--- TEXT UNDER STUDY Enclosed Below ---

Partners Intomics, ULB, and BSC worked on the development of a range of tools and pipelines for analysis of the TIGER datasets. The tools allow TIGER dataset analysis of RNA sequencing and protein-protein interaction studies. RNA-seq and genotype data were harmonized, quality controlled, genotypes phased and imputed. T2DSystems partners then assembled a) genetic variation effects from T2D genome wide association studies (GWAS) meta-analyses, GWAS Catalog, Variant Effect Predictor and Gnomad, b) epigenomic marks from islet DNA-methylation sites, chromatin accessibility and CHiP-seq profiles, c) annotation from Gene Ontology, lncRNAs and islet regulome, d) gene expression from normalised islet RNA-seq counts, microarrays and the Genotype-Tissue Expression database, and e) computed eQTL and allelic specific expression and created the largest regulatory variation database from human pancreatic islets. The development of additional tools will continue to allow functional and biological inter-relationships to be investigated.

--- End of Enclosed TEXT UNDER STUDY ---
--- EXTRACTED DATA Enclosed Below ---

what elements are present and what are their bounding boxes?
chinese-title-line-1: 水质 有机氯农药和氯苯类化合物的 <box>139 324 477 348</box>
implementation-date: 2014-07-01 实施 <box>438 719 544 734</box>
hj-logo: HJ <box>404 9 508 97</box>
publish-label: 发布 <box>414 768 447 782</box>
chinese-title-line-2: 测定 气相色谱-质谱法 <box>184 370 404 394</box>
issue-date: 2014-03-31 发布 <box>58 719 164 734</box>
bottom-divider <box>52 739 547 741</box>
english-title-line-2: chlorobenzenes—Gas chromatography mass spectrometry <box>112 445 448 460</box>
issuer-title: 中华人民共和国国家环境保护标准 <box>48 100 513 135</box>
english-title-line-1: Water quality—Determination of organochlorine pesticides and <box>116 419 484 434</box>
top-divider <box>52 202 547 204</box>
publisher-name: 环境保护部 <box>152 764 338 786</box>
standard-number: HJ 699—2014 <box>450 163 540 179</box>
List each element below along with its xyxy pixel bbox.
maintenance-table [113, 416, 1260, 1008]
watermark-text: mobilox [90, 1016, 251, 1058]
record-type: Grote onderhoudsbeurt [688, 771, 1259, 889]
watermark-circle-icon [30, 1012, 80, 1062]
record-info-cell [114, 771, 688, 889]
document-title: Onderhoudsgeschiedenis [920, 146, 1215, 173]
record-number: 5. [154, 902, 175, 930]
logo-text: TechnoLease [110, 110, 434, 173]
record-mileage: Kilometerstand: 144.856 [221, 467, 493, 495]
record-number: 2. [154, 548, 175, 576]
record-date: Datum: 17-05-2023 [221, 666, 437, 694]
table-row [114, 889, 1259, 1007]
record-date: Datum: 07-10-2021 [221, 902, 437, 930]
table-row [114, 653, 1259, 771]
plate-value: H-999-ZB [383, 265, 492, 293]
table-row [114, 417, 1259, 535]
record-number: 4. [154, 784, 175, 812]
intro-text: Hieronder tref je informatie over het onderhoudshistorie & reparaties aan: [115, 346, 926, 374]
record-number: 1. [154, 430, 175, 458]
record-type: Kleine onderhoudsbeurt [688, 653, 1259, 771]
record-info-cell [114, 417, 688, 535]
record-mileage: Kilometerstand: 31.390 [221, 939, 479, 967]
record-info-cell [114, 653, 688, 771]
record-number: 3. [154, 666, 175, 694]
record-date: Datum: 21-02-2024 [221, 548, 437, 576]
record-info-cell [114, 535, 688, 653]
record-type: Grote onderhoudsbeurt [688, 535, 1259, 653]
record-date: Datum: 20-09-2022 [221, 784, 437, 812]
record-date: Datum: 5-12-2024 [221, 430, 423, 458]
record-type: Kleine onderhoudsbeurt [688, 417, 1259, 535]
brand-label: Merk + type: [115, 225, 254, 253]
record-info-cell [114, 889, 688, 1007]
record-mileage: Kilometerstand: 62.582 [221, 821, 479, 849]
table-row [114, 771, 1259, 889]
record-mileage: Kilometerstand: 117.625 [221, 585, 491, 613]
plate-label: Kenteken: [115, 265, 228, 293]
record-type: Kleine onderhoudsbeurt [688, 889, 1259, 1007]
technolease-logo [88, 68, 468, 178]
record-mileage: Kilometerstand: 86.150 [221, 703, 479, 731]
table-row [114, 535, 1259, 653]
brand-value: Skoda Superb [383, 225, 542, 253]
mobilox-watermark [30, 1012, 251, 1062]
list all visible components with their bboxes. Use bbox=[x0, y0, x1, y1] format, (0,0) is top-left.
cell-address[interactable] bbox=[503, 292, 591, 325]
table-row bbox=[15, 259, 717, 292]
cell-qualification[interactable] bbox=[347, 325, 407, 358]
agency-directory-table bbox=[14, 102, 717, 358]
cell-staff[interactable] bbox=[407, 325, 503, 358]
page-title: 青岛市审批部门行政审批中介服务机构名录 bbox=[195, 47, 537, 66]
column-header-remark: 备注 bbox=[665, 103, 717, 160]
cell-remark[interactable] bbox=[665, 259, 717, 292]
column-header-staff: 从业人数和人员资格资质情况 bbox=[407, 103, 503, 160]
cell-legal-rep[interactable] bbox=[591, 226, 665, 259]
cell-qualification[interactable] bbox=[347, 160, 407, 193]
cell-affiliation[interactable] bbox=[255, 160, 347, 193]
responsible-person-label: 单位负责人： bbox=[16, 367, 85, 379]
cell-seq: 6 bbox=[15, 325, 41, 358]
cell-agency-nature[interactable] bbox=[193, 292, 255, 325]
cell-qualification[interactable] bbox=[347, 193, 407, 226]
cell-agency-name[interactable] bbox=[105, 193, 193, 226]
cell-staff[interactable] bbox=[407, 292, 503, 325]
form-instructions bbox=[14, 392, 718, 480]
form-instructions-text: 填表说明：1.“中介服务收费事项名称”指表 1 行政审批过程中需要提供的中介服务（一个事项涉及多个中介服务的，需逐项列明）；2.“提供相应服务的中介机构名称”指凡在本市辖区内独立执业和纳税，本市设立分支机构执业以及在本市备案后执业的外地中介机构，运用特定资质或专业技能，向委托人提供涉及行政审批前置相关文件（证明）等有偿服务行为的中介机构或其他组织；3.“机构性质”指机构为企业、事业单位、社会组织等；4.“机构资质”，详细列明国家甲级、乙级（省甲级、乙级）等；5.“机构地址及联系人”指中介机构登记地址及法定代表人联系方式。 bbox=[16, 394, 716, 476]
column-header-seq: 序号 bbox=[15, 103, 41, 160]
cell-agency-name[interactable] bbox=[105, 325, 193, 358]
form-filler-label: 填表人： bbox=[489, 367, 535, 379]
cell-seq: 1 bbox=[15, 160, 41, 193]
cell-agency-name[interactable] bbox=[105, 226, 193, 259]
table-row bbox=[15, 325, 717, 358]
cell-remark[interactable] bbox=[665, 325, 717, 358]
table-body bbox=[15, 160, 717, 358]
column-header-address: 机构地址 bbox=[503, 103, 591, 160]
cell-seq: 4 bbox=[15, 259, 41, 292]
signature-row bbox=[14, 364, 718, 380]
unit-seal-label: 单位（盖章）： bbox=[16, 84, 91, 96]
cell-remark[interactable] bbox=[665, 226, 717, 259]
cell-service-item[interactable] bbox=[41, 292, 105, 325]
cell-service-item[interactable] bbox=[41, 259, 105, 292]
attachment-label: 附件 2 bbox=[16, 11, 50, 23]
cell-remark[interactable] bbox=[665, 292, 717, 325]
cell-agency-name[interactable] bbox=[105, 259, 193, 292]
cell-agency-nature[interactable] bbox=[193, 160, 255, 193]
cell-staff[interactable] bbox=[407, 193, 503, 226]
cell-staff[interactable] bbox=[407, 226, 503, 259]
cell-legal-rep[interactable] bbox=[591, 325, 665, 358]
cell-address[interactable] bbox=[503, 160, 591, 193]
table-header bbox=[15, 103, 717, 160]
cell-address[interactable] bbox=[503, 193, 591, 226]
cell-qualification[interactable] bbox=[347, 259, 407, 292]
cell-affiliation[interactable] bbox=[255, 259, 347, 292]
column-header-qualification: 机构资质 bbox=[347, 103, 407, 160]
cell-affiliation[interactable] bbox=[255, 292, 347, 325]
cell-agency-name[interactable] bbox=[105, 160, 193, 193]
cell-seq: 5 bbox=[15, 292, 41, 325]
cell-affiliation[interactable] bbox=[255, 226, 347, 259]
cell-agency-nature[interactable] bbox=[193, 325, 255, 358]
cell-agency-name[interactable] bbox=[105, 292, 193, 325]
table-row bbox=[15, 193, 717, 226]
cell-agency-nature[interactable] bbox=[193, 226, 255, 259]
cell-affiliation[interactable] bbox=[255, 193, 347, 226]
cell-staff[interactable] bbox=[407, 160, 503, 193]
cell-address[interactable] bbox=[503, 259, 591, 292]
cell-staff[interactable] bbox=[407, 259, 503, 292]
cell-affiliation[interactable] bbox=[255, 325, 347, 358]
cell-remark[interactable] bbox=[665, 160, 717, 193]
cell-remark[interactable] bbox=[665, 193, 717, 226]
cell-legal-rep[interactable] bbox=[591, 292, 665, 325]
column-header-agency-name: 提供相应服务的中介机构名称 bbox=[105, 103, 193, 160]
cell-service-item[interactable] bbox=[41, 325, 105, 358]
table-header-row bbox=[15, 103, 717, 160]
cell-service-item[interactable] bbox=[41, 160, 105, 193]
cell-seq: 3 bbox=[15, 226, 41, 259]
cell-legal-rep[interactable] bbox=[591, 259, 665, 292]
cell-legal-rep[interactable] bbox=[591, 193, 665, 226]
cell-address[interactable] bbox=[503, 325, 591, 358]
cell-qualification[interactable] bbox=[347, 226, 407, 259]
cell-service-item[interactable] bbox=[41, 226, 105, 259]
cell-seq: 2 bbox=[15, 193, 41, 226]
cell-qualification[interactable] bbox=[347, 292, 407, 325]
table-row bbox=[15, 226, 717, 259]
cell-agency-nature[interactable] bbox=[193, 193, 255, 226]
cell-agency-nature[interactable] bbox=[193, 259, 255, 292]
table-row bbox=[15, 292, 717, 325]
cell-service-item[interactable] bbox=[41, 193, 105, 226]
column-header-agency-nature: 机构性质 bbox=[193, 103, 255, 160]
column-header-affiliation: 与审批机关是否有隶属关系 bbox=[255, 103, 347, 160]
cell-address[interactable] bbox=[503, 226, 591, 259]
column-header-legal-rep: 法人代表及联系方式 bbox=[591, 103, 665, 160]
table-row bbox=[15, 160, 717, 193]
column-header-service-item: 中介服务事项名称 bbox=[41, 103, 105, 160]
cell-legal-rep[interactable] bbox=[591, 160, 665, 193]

--- End of Enclosed EXTRACTED DATA ---

ASSIGNMENT
Supply the next part of the text on the TIGER dataset analysis tools, beginning after its final sentence. The records bear no relation to the text on the TIGER dataset analysis tools.

RESULT OF THIS TASK
Partners are characterizing the transcriptome, regulome and metabolome of human islets exposed to metabolic stresses and therapeutic agents which modify insulin secretion. Predicted molecular mechanisms of human islet dysfunction are being validated using authentic human ß cell models, including human induced pluripotent stem cells (iPSCs) that are differentiated into ß cells, coupled with state of the art genome editing technologies and cellular phenotyping. Based on these transcriptomic and cellular studies, candidate biomarkers are being selected for assay development and investigation in patient datasets. Significant and collaborative progress continues to be made with respect to the objectives in this area. Furthermore, the partners have pursued a range of activities to identify potential genetic and circulating biomarkers, including microRNAs, associated with islet cell dysfunction in humans. This has involved studies using clinically available data generated by the partner organisations and other data repositories.

The identification of rare loss of function gene variants associated with dysfunction of transcription factors, ion channels, enzymes and incretin secretion and incretin response, all essential for insulin secretion and/or response to glucose-lowering treatments, has also been investigated. The association of rare mutations with the onset of diabetes continues to be actively investigated at the present time and this work will continue. Investigation of national registers in Denmark associated with diabetes has been accessed and the data will be used to investigate inter-relationships between single gene variants and biological functionality associated with pancreatic ß cell insulin secretion during future investigations.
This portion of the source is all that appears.